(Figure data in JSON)
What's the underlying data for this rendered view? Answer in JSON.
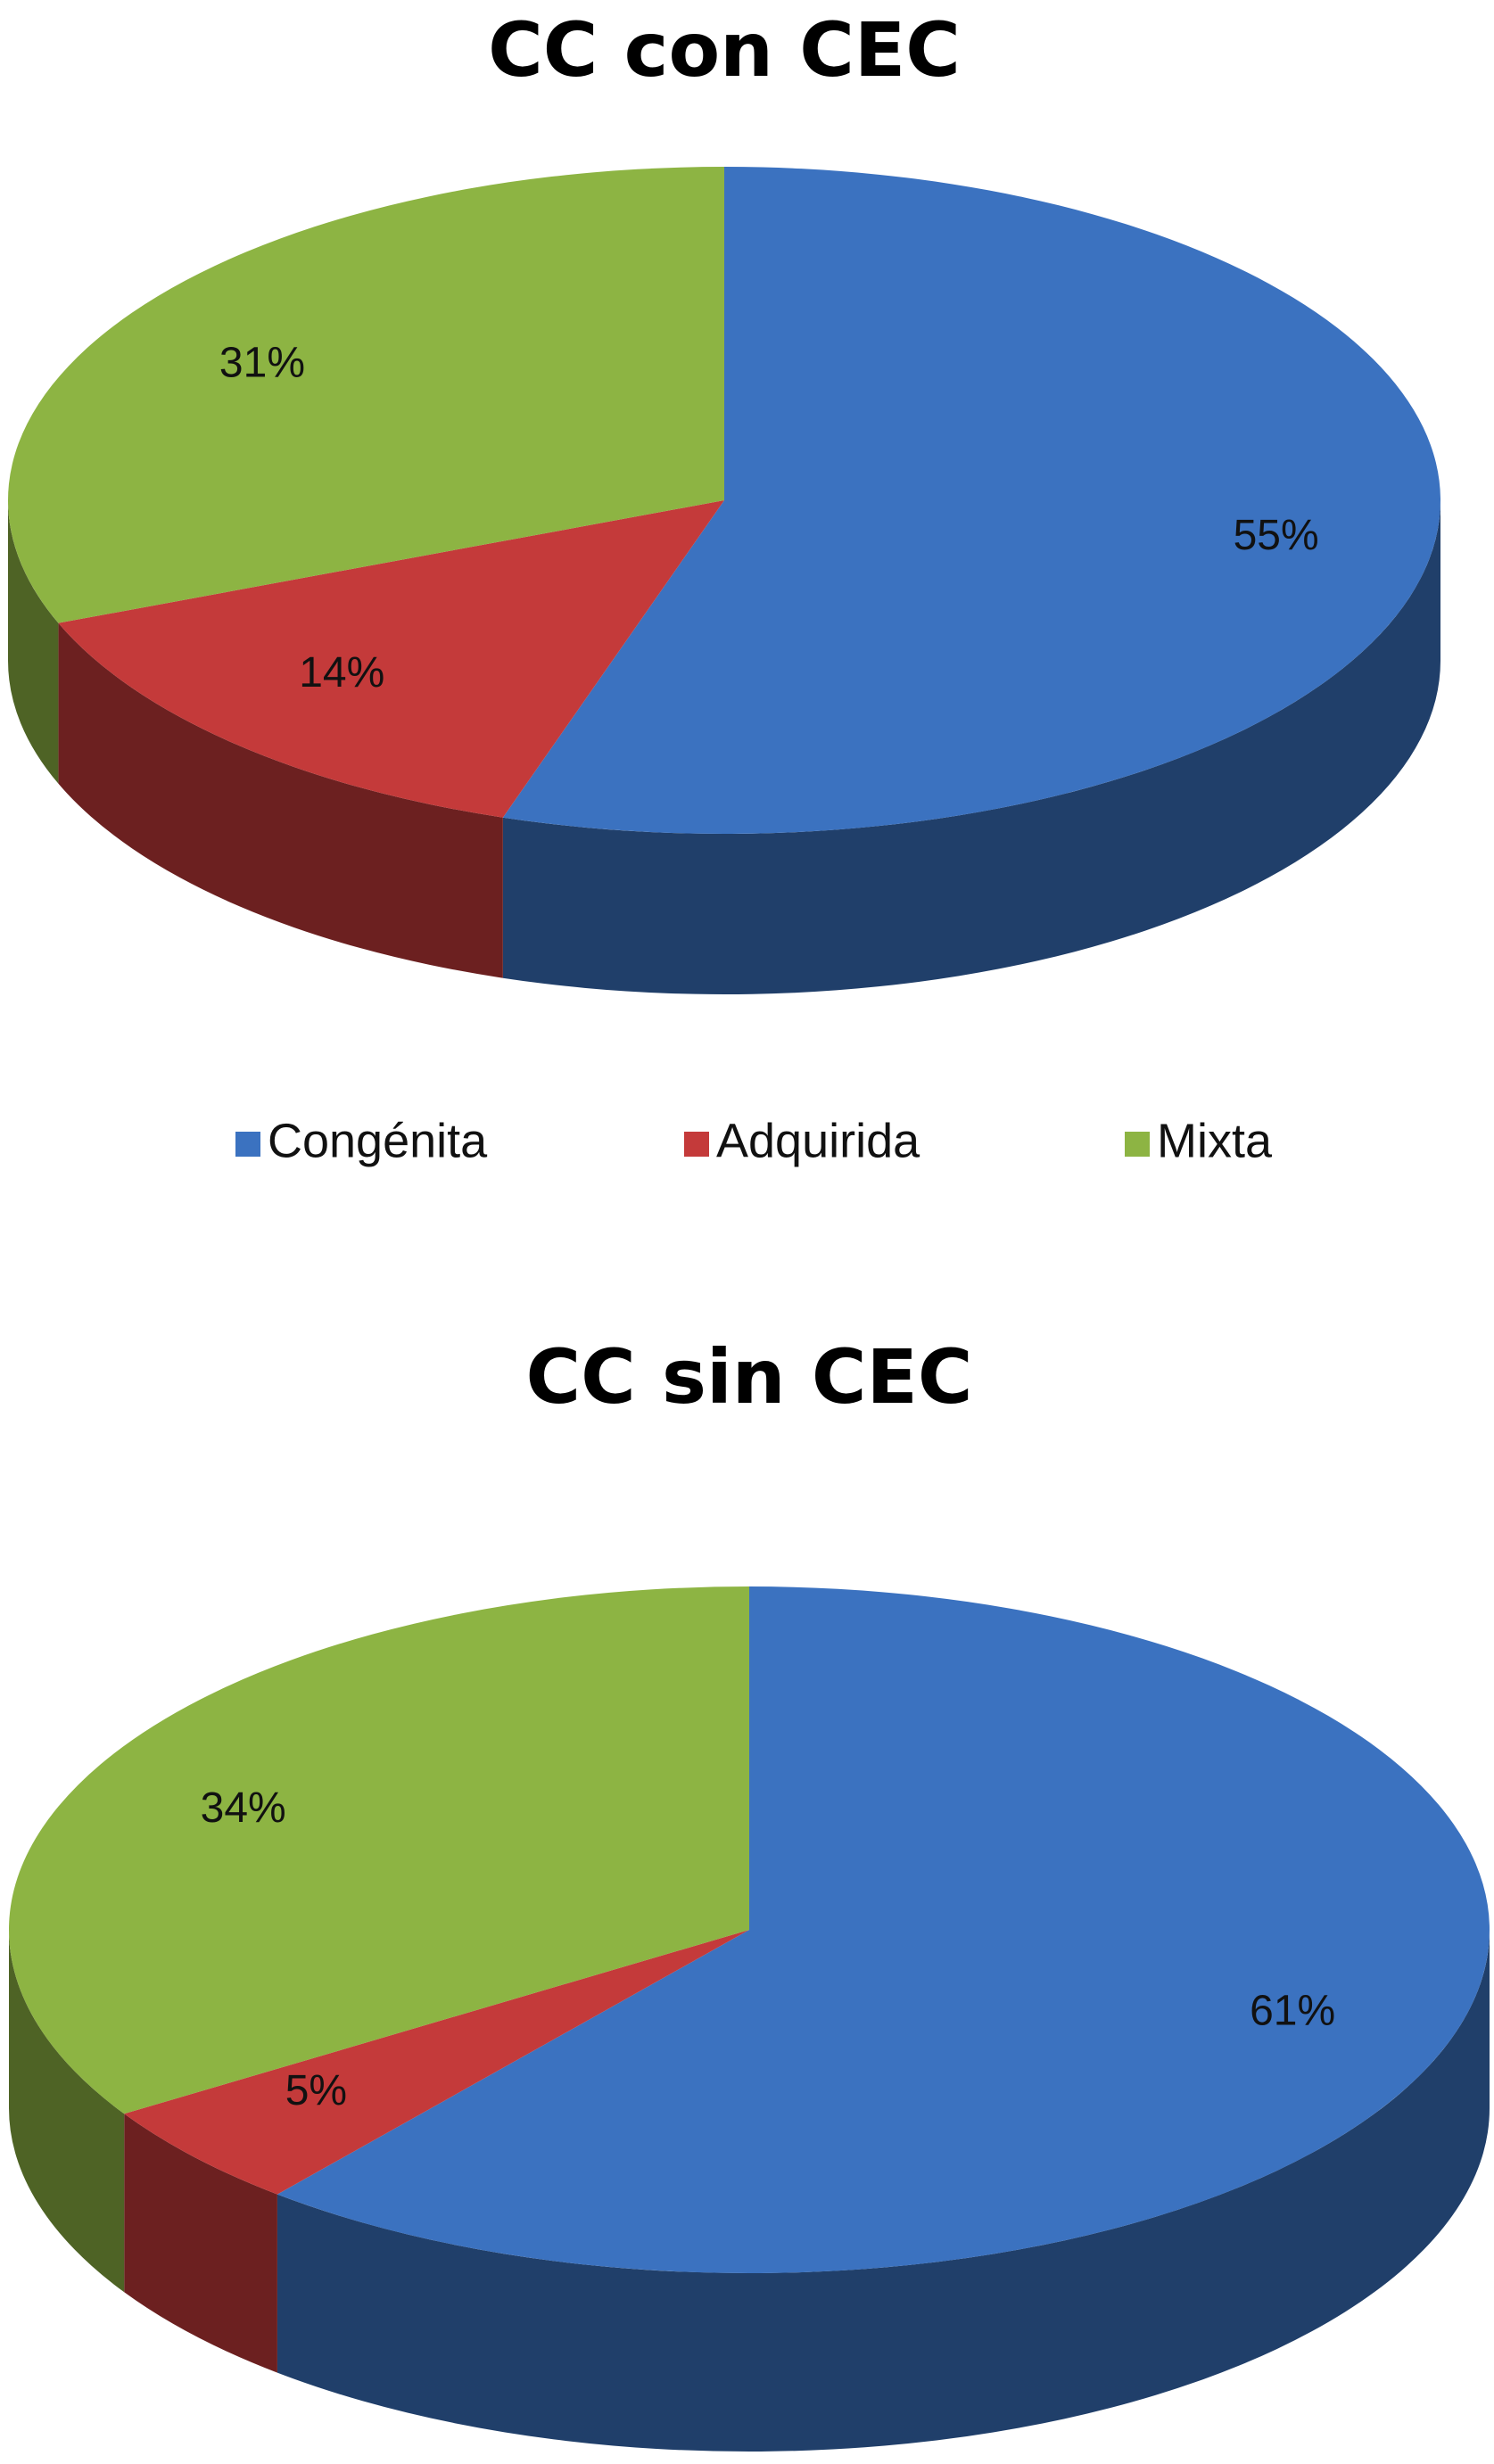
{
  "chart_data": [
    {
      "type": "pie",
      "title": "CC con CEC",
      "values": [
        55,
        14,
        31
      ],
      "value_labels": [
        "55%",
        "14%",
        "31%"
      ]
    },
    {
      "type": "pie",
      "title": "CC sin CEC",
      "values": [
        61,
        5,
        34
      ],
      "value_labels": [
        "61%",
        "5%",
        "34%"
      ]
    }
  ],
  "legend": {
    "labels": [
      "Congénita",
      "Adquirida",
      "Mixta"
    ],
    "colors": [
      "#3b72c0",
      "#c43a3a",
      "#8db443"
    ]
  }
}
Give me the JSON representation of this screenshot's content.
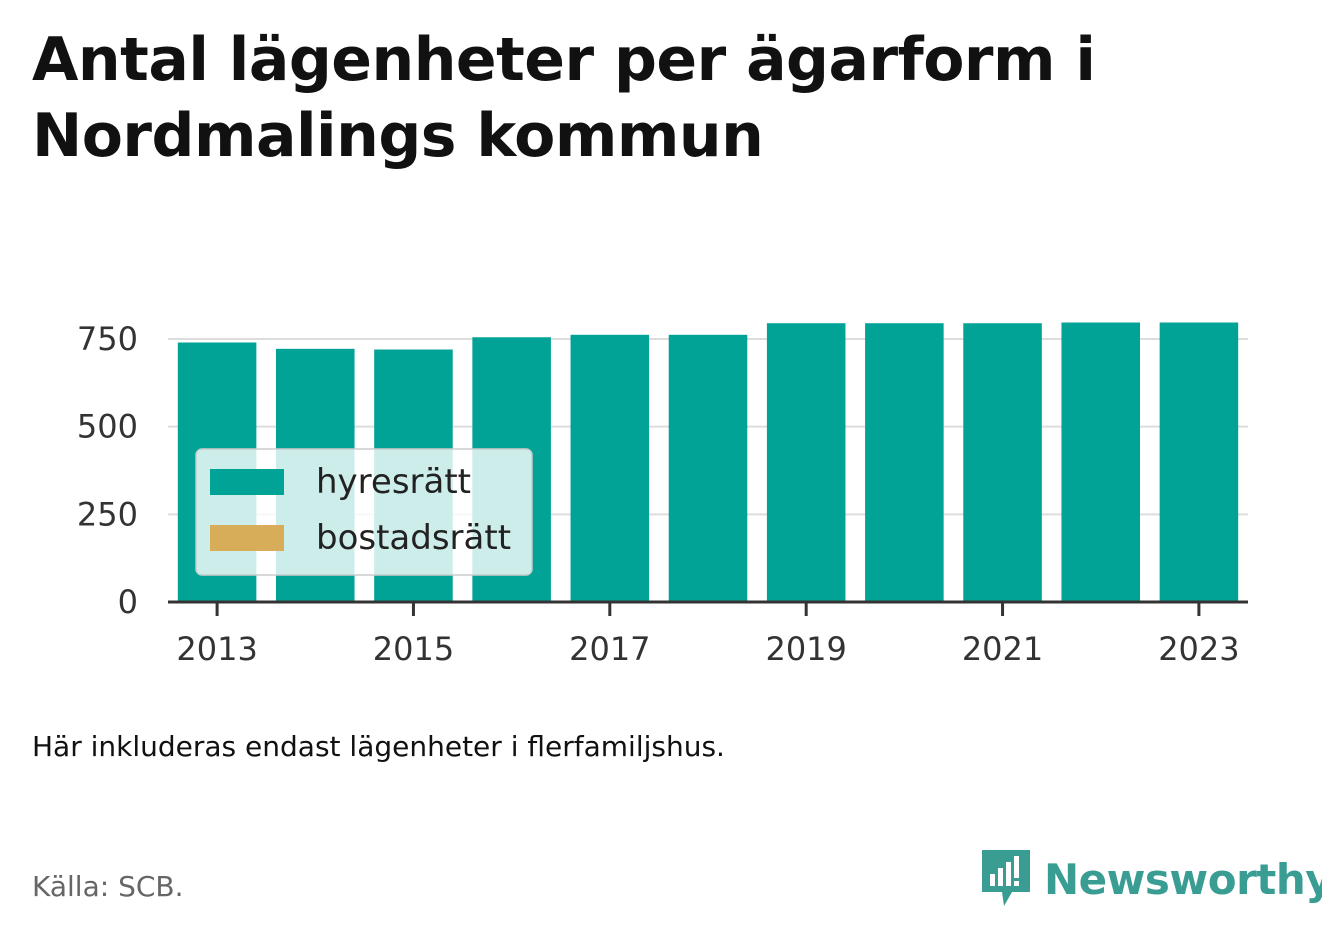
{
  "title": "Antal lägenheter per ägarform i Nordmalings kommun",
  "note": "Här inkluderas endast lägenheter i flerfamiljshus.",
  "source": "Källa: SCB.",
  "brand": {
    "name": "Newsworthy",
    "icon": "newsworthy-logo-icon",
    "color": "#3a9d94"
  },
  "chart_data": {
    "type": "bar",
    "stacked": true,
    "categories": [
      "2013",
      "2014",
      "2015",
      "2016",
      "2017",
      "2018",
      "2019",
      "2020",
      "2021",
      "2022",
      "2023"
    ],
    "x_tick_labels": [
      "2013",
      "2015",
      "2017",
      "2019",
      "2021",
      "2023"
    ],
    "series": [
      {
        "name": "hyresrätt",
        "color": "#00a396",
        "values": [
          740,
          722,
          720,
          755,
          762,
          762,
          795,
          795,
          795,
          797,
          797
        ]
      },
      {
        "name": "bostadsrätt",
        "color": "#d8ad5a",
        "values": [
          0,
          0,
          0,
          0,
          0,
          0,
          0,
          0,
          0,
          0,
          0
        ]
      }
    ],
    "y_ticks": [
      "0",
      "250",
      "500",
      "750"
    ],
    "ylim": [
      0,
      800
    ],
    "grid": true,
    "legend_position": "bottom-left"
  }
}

(YOUR INSTRUCTIONS) With the pictures left out, please output each line from the one containing "Give me the" through the end of the entries, exactly as it is.

(FINAL ANSWER)
Give me the JSON representation of this screenshot's content.
{
  "title": "Antal lägenheter per ägarform i Nordmalings kommun",
  "note": "Här inkluderas endast lägenheter i flerfamiljshus.",
  "source": "Källa: SCB.",
  "brand": {
    "name": "Newsworthy",
    "icon": "newsworthy-logo-icon",
    "color": "#3a9d94"
  },
  "chart_data": {
    "type": "bar",
    "stacked": true,
    "categories": [
      "2013",
      "2014",
      "2015",
      "2016",
      "2017",
      "2018",
      "2019",
      "2020",
      "2021",
      "2022",
      "2023"
    ],
    "x_tick_labels": [
      "2013",
      "2015",
      "2017",
      "2019",
      "2021",
      "2023"
    ],
    "series": [
      {
        "name": "hyresrätt",
        "color": "#00a396",
        "values": [
          740,
          722,
          720,
          755,
          762,
          762,
          795,
          795,
          795,
          797,
          797
        ]
      },
      {
        "name": "bostadsrätt",
        "color": "#d8ad5a",
        "values": [
          0,
          0,
          0,
          0,
          0,
          0,
          0,
          0,
          0,
          0,
          0
        ]
      }
    ],
    "y_ticks": [
      "0",
      "250",
      "500",
      "750"
    ],
    "ylim": [
      0,
      800
    ],
    "grid": true,
    "legend_position": "bottom-left"
  }
}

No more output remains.